Reproduce all lines of the listing below in which the word "America" occurs.

[Records shown]
..........

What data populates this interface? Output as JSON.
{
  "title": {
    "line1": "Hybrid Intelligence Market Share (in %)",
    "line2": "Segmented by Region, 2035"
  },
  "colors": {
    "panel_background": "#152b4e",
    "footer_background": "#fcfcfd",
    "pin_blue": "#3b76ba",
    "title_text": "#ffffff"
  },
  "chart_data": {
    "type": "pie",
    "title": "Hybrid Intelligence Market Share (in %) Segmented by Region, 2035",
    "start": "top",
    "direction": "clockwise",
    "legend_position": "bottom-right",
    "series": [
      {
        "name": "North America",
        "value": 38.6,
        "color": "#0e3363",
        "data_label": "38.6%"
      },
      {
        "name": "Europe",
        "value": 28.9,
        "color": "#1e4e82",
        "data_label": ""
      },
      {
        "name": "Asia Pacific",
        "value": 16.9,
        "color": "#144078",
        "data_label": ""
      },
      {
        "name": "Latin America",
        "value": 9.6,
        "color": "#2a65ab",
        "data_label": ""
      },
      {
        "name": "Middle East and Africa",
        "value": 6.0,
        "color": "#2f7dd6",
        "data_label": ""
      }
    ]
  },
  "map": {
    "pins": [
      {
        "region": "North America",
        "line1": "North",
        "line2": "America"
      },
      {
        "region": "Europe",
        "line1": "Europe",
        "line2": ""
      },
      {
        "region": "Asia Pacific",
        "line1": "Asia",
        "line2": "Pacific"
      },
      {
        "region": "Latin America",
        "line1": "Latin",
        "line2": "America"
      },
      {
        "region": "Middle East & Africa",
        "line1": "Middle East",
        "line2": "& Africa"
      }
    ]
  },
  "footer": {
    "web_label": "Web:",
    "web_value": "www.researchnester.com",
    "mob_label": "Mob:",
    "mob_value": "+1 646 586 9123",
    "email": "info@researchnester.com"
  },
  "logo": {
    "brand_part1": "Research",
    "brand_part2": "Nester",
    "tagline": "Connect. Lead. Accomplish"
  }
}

..........

[Problem solution]
        "name": "North America",
        "name": "Latin America",
        "region": "North America",
        "line2": "America"
        "region": "Latin America",
        "line2": "America"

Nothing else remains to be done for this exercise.